:: STATED PROBLEM ::
Look through the material below. Copy each line that contains the string "MOORSIDE".

====== DATA EXCERPTS ======

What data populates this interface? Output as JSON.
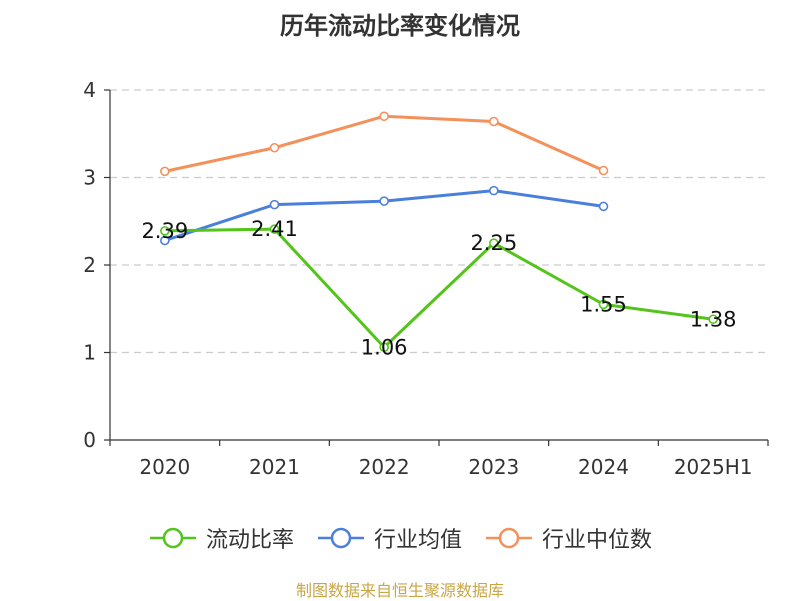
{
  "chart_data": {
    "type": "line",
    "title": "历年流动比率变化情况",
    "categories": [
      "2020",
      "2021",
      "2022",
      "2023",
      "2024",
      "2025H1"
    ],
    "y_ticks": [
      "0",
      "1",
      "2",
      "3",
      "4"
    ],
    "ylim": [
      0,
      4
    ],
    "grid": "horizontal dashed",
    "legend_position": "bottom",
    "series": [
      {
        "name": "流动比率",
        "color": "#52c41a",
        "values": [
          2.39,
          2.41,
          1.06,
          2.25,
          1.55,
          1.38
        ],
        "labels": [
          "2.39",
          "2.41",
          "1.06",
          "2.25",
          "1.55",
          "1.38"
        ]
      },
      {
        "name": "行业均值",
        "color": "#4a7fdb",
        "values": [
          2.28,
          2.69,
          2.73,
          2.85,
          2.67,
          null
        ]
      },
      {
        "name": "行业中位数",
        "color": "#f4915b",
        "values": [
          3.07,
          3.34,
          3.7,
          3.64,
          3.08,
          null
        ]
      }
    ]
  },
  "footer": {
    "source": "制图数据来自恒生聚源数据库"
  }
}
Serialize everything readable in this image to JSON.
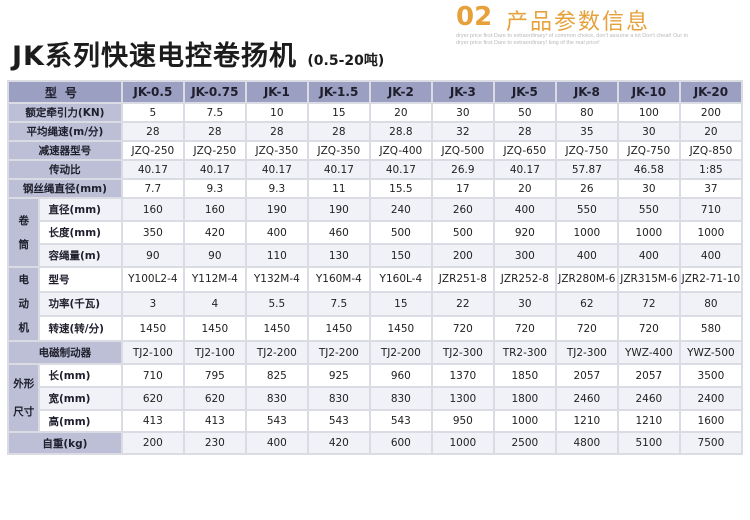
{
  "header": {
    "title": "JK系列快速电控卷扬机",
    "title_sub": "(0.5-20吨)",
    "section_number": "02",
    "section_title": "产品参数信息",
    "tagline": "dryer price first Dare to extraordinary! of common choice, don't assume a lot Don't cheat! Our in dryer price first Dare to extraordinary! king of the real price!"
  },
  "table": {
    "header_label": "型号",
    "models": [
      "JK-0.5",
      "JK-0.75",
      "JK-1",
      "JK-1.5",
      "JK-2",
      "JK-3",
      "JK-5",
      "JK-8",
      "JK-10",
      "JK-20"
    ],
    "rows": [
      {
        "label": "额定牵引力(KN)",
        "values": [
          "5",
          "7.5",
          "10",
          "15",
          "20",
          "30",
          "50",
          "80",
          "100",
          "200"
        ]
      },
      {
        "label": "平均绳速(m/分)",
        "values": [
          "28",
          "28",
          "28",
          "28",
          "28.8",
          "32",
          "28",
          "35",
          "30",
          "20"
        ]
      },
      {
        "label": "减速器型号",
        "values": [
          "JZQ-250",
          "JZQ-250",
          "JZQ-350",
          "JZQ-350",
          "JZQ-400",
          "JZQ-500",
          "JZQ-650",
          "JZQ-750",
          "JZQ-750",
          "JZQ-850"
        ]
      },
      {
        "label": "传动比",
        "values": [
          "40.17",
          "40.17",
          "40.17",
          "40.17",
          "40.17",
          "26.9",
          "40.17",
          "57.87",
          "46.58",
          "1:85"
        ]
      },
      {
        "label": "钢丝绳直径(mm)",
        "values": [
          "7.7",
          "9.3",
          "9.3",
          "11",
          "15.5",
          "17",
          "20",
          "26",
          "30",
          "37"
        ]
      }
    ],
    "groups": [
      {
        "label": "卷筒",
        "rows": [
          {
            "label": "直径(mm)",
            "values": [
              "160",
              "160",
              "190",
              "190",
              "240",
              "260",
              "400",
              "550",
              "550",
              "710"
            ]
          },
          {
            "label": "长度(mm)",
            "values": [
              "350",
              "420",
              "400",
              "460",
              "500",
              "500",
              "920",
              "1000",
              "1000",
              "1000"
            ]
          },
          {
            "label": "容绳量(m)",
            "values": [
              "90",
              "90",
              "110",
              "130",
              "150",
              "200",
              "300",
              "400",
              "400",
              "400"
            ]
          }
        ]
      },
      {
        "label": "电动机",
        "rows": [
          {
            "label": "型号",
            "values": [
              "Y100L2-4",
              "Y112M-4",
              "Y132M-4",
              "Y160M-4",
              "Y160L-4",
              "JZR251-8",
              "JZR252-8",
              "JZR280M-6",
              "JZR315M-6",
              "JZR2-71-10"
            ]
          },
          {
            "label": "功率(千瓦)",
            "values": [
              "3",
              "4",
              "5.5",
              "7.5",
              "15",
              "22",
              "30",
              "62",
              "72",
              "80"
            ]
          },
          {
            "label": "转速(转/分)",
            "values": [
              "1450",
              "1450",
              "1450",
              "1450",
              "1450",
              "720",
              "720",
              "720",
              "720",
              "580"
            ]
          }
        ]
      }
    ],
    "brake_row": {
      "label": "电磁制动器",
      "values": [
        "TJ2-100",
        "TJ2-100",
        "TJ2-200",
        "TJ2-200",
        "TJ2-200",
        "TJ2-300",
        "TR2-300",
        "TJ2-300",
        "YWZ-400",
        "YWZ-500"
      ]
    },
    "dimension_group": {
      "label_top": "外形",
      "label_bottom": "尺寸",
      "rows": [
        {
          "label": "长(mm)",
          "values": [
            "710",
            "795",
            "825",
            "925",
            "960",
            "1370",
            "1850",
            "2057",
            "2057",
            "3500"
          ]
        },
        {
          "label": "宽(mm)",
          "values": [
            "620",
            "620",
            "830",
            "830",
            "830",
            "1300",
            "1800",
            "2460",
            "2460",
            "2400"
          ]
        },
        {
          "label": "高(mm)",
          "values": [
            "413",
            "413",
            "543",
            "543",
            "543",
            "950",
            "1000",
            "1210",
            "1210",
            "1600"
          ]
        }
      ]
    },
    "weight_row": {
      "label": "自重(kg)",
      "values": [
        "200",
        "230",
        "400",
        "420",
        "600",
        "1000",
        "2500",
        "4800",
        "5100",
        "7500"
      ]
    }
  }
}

======
====== DATA EXCERPTS ======

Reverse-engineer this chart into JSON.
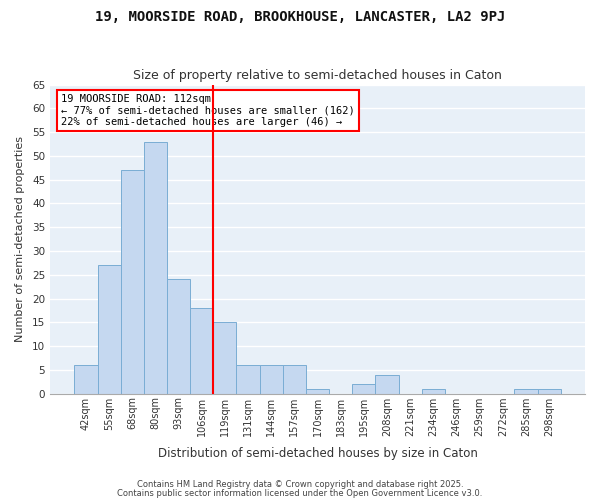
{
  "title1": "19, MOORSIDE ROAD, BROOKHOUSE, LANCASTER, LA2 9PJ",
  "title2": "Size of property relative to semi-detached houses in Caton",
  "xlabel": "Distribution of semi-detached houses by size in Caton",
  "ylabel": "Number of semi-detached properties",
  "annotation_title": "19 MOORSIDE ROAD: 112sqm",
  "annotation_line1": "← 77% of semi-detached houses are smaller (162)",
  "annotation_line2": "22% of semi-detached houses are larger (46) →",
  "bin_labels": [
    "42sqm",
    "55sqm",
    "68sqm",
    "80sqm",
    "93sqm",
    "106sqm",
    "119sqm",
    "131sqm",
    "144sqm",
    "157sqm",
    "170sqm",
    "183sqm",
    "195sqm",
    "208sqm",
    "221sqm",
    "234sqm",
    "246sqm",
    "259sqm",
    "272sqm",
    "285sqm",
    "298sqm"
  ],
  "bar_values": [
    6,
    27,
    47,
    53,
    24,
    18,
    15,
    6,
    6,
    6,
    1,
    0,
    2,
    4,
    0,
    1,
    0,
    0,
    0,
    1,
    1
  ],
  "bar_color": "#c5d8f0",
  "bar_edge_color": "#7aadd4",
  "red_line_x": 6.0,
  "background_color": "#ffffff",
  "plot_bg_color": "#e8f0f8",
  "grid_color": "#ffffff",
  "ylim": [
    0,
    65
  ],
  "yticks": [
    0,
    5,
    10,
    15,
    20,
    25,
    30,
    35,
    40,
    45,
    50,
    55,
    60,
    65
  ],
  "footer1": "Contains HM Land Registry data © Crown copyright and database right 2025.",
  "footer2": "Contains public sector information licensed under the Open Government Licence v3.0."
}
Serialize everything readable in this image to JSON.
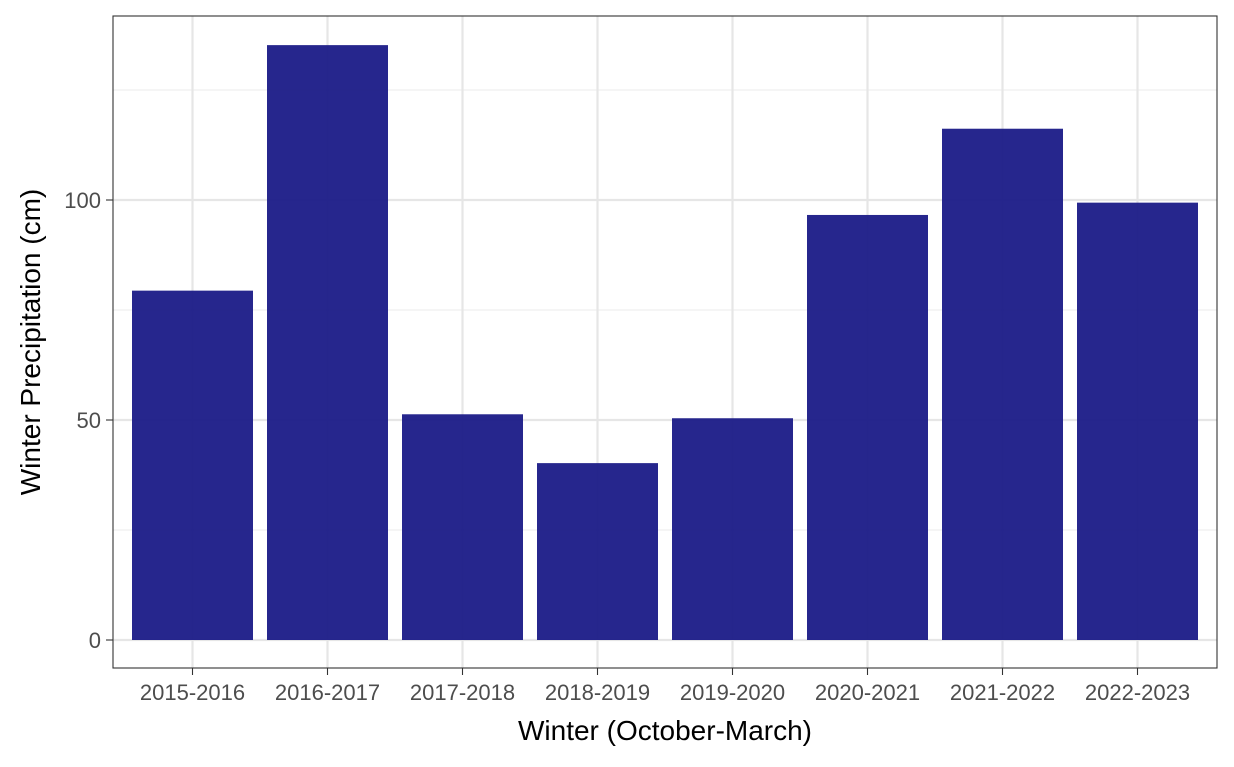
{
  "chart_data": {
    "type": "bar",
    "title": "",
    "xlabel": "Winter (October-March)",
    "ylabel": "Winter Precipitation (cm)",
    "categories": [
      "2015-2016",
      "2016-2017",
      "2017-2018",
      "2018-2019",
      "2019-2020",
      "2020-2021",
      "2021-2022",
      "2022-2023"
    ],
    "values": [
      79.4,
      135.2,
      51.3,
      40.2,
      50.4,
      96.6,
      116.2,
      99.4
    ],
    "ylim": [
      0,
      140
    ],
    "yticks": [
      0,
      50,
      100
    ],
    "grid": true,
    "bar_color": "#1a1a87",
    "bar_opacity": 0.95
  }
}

======

:: RIGHT ANSWER ::
  "title1": "19, MOORSIDE ROAD, BROOKHOUSE, LANCASTER, LA2 9PJ",
  "annotation_title": "19 MOORSIDE ROAD: 112sqm",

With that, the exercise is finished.